● **What you will do**: Wherever a line below holds the word "ylabel", copy that line.
----- Task data -----
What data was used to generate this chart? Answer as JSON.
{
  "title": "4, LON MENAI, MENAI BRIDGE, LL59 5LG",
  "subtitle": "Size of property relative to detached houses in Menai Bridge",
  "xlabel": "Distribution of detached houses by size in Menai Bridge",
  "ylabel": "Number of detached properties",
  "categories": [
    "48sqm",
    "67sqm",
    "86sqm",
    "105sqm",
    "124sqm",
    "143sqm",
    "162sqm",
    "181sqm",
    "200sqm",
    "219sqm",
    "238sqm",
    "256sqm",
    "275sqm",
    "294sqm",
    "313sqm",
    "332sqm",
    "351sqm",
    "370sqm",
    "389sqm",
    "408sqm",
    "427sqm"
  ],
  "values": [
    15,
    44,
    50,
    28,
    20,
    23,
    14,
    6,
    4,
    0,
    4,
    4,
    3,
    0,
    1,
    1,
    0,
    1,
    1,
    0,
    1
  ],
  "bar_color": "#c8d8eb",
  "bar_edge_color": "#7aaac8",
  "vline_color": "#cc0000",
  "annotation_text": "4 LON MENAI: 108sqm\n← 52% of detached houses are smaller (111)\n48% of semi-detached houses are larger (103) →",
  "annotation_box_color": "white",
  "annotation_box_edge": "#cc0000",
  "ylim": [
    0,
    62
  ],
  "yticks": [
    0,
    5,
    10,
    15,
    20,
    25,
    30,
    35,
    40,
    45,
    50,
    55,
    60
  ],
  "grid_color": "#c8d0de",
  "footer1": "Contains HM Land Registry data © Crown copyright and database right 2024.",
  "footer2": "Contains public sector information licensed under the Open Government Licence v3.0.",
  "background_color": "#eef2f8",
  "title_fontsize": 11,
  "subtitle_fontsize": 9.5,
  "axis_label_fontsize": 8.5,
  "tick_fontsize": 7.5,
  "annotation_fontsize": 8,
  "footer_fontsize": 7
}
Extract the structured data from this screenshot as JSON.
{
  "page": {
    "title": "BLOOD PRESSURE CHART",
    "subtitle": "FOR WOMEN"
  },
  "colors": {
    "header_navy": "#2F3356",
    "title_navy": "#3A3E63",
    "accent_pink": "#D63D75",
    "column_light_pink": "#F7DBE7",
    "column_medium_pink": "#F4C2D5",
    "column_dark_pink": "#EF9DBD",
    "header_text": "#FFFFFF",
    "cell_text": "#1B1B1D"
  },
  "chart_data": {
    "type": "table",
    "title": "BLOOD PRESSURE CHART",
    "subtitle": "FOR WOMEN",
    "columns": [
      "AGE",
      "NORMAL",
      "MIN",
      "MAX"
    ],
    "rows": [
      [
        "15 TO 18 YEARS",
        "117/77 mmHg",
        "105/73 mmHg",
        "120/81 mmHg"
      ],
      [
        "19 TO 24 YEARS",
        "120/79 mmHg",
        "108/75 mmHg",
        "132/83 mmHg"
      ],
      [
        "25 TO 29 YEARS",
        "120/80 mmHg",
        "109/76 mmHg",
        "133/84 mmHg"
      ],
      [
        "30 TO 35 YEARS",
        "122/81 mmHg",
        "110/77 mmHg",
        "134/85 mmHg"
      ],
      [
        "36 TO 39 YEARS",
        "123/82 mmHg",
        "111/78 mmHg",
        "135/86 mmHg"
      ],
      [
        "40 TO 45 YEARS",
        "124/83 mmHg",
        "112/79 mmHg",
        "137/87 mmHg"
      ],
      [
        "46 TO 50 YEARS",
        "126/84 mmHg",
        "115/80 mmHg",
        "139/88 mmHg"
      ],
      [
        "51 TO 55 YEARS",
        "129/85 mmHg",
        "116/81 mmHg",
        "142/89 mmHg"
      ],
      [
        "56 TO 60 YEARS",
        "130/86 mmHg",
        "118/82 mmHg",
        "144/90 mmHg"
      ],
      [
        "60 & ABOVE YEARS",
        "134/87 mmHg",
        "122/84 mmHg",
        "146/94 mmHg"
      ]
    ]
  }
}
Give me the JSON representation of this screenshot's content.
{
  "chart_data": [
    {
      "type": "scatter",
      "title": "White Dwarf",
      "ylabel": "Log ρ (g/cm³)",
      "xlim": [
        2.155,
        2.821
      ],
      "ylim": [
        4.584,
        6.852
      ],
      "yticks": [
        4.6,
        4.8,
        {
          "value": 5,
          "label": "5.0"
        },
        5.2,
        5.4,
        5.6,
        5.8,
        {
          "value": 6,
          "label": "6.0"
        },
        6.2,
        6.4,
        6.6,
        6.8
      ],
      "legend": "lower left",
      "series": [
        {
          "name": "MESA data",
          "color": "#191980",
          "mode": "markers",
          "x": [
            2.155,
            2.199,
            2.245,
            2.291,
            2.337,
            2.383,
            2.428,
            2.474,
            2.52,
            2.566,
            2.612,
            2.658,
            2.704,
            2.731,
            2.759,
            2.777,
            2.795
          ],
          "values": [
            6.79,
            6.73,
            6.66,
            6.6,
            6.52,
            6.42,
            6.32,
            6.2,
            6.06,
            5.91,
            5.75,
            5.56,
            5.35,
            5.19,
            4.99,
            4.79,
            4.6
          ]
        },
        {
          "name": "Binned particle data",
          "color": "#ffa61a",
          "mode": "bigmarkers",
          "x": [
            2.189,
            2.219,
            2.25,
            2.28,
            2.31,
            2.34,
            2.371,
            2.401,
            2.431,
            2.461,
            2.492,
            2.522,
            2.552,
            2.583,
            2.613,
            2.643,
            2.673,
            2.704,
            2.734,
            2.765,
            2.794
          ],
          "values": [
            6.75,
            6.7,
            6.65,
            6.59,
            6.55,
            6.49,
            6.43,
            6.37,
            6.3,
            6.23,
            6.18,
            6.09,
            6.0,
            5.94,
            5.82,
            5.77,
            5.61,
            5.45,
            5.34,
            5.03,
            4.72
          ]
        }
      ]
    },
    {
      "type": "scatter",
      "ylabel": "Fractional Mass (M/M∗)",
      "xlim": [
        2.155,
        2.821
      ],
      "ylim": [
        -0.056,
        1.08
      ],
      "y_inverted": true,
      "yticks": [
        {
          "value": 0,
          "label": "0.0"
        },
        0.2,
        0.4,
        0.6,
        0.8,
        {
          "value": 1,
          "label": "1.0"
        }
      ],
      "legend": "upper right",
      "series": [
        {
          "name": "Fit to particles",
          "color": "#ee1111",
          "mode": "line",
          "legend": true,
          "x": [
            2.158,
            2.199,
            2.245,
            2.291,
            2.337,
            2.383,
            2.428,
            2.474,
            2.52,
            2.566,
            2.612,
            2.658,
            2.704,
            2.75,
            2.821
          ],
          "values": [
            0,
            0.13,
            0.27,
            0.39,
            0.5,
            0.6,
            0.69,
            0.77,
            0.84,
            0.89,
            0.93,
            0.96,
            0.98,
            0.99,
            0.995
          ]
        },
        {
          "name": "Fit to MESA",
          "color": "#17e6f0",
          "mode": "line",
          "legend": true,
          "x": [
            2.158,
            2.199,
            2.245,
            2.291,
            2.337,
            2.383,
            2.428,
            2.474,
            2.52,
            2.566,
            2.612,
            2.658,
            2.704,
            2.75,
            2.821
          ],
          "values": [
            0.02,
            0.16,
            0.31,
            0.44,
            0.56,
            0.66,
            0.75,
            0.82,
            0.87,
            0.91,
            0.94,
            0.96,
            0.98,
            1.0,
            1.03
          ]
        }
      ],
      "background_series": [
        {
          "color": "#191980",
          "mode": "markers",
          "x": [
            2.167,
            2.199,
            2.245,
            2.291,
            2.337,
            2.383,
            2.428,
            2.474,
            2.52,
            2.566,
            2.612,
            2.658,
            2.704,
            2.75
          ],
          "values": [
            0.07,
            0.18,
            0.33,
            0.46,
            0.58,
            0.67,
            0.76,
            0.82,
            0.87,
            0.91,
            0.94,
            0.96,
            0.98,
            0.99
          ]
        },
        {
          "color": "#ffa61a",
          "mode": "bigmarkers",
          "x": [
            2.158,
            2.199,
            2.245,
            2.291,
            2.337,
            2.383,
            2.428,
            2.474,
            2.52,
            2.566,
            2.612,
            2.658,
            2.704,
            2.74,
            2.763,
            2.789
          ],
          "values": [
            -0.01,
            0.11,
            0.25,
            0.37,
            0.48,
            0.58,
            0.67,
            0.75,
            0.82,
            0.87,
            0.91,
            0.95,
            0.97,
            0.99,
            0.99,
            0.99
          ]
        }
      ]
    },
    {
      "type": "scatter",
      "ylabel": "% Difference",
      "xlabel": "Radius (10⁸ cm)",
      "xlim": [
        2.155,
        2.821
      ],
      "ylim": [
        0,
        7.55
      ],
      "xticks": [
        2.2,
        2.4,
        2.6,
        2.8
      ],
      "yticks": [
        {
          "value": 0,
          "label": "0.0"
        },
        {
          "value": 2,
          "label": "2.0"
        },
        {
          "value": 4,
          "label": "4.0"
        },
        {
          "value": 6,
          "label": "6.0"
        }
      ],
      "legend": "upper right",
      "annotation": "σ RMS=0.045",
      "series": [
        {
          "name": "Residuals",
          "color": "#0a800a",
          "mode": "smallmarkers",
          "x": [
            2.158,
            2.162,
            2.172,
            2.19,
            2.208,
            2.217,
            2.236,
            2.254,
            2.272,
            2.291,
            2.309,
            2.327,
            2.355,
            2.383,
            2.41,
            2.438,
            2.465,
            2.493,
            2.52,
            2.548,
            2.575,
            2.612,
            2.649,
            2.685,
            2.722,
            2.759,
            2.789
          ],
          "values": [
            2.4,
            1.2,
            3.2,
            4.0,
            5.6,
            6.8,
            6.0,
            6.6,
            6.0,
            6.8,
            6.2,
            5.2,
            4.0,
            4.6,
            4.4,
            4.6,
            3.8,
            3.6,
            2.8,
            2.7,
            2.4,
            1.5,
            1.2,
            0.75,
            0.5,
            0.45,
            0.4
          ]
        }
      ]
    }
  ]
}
-----
● **Solution to the problem**:
  "ylabel": "Number of detached properties",
      "ylabel": "Log ρ (g/cm³)",
      "ylabel": "Fractional Mass (M/M∗)",
      "ylabel": "% Difference",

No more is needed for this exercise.